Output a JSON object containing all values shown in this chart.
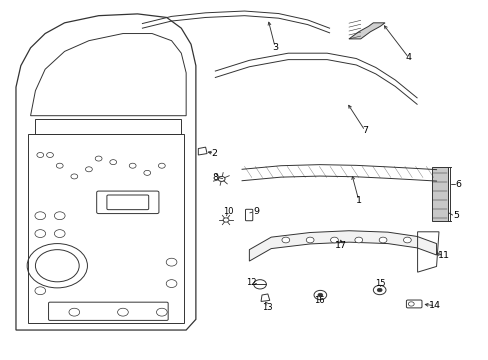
{
  "background_color": "#ffffff",
  "line_color": "#333333",
  "label_color": "#000000",
  "fig_width": 4.89,
  "fig_height": 3.6,
  "dpi": 100
}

◆ WHAT IS REQUIRED ◆
Copy the material above exactly and drop the pictures.

◆ SOLUTION FOR THIS EXERCISE ◆
Output a JSON object containing all values shown in this chart.
{
  "background_color": "#ffffff",
  "line_color": "#333333",
  "label_color": "#000000",
  "fig_width": 4.89,
  "fig_height": 3.6,
  "dpi": 100
}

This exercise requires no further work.